= TASK INSTRUCTIONS =
Track down each line that has the word "interview" and copy it.

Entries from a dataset

-------------------------

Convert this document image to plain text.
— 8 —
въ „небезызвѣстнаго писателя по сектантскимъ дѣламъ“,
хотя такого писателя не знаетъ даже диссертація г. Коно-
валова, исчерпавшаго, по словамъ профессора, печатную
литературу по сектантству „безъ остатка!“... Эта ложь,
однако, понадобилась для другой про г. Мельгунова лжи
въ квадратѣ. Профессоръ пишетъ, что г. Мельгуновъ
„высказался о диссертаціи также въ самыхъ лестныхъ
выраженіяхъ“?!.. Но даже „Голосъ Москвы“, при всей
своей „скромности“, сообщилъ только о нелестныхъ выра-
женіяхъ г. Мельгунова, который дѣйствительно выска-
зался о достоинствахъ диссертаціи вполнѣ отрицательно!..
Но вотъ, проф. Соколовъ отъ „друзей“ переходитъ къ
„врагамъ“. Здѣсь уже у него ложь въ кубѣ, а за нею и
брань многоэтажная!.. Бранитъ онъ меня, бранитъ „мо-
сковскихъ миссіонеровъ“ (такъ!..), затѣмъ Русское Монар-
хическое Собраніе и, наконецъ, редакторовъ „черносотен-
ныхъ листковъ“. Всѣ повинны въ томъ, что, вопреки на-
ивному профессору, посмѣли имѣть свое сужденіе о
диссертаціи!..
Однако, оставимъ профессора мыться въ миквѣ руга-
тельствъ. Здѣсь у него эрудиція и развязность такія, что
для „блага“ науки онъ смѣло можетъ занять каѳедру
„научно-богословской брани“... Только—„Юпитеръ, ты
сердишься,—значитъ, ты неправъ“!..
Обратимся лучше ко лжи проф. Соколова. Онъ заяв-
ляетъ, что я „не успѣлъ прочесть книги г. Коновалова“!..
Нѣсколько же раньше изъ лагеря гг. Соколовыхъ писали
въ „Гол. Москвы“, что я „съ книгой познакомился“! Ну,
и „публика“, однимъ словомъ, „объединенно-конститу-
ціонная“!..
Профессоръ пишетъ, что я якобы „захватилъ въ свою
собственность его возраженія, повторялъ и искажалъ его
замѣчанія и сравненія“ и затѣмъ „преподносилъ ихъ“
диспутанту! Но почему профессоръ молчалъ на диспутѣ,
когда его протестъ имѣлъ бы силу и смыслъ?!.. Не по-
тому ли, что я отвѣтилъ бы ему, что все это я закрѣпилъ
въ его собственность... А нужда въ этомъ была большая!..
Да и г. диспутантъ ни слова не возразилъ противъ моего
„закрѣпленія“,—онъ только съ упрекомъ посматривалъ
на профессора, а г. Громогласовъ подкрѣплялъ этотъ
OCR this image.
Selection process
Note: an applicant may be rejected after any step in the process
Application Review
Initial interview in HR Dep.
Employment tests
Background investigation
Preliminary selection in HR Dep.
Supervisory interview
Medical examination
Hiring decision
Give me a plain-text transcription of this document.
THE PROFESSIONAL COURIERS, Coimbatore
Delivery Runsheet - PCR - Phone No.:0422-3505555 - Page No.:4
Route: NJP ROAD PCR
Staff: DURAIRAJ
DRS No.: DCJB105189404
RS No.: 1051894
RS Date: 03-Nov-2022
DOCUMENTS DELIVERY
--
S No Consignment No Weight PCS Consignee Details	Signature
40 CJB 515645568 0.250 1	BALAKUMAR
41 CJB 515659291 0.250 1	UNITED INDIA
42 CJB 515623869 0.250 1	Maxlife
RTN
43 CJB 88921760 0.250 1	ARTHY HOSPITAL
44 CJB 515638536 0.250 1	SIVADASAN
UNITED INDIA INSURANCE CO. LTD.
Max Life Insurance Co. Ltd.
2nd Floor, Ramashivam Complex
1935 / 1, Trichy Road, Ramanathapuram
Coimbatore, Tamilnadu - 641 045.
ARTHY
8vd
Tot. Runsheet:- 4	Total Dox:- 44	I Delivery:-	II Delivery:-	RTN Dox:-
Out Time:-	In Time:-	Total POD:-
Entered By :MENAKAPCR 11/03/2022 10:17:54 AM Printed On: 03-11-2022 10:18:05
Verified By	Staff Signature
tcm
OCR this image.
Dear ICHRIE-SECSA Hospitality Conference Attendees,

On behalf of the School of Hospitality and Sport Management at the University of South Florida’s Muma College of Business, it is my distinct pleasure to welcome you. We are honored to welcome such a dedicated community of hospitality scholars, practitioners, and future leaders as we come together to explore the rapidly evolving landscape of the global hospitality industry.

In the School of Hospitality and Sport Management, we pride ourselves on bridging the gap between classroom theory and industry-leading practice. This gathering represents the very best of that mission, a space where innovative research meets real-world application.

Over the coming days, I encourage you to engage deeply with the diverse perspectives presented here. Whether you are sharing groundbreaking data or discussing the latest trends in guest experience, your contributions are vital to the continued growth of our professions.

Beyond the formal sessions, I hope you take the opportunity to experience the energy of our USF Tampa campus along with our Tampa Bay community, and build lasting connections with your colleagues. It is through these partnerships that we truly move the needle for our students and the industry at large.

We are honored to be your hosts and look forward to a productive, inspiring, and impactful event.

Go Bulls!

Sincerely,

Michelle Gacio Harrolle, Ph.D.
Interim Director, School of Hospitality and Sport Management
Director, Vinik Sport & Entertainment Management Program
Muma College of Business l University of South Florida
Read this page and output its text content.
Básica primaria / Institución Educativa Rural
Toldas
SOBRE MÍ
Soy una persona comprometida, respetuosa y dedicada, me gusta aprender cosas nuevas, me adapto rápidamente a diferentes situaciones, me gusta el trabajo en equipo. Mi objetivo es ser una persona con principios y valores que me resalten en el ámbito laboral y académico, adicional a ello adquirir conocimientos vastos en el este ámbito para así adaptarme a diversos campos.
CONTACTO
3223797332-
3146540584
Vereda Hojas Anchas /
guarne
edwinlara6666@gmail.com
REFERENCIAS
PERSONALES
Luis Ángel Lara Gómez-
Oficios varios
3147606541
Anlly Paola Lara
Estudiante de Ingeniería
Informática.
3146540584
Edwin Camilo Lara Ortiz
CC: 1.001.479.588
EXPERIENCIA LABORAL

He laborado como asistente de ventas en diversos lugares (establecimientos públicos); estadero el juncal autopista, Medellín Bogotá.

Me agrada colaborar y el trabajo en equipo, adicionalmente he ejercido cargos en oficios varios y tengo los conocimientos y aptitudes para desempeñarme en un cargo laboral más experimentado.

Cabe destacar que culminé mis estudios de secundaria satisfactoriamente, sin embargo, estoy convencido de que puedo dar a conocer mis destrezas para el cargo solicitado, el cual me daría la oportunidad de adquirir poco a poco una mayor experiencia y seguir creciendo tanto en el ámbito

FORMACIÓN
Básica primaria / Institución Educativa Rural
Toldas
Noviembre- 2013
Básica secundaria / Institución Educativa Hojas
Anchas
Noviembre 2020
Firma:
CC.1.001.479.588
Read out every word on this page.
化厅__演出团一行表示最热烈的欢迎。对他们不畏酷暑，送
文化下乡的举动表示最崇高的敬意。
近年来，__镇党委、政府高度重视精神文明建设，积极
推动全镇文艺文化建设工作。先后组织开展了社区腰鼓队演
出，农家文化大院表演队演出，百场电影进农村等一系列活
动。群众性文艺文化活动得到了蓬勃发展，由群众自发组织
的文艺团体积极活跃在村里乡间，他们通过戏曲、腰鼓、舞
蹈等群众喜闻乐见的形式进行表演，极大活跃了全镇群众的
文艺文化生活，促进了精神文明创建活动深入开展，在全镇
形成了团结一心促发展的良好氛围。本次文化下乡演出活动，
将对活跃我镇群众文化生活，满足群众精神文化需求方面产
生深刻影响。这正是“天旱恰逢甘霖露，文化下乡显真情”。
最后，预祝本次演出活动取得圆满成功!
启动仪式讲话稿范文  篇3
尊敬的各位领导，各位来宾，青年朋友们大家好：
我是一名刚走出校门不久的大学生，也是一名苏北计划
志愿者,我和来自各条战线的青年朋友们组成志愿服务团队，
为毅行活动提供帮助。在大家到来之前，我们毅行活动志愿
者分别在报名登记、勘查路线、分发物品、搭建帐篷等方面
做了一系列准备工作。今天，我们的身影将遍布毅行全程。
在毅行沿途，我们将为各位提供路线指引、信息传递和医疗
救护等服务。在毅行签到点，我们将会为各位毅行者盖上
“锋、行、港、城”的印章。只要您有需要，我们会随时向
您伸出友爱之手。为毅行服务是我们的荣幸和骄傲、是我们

-------------------------

= ANSWER IN FULL =
Initial interview in HR Dep.
Supervisory interview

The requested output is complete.